YOUR TASK: Check each line of the data for "PyTorch" and select those that have it.

DATA ROWS:
>>>

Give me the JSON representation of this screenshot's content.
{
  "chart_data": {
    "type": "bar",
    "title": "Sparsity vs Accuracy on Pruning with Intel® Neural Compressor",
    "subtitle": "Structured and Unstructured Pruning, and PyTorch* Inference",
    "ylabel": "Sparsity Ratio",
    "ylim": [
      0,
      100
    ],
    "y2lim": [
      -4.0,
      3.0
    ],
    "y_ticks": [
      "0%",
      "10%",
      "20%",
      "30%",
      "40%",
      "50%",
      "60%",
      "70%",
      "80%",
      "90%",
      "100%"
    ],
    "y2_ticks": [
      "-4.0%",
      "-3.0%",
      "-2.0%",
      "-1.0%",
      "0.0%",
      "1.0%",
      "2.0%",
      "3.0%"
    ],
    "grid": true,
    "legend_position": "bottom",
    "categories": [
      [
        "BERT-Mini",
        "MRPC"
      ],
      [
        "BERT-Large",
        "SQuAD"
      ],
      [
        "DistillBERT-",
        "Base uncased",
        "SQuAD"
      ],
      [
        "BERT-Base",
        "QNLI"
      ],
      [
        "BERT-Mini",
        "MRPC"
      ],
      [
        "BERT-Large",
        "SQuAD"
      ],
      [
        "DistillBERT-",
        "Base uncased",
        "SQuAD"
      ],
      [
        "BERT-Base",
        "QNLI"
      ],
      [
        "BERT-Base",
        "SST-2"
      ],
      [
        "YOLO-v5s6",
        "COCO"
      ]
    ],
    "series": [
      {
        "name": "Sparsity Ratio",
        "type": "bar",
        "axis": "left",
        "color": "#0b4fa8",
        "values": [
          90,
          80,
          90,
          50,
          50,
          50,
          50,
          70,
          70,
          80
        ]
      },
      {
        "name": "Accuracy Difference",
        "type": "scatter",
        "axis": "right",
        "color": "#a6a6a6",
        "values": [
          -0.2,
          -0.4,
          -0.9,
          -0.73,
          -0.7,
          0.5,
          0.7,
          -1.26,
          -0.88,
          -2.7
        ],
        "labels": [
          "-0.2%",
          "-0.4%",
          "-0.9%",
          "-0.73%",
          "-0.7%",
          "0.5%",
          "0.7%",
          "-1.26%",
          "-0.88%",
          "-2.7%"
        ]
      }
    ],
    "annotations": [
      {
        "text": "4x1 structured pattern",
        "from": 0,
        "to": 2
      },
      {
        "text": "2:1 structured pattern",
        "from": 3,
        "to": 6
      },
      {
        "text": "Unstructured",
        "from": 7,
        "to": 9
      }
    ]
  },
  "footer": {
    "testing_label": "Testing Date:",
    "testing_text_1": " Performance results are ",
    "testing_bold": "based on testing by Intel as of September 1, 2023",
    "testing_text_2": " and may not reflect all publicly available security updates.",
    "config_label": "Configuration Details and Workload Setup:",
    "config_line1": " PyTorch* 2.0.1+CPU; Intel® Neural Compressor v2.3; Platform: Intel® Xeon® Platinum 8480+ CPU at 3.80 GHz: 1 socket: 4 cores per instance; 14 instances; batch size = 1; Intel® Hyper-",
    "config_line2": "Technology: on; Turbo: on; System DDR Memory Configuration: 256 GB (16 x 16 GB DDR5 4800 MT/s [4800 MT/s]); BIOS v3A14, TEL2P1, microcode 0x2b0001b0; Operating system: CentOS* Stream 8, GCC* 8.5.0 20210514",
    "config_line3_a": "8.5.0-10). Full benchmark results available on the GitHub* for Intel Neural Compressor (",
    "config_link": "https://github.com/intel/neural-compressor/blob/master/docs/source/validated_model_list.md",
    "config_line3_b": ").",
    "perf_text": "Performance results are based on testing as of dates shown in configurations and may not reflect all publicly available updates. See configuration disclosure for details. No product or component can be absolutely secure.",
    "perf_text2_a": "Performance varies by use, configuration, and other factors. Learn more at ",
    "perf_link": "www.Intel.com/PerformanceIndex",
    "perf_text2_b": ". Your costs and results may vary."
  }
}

<<<

FINISHED TASK:
    "subtitle": "Structured and Unstructured Pruning, and PyTorch* Inference",
    "config_line1": " PyTorch* 2.0.1+CPU; Intel® Neural Compressor v2.3; Platform: Intel® Xeon® Platinum 8480+ CPU at 3.80 GHz: 1 socket: 4 cores per instance; 14 instances; batch size = 1; Intel® Hyper-",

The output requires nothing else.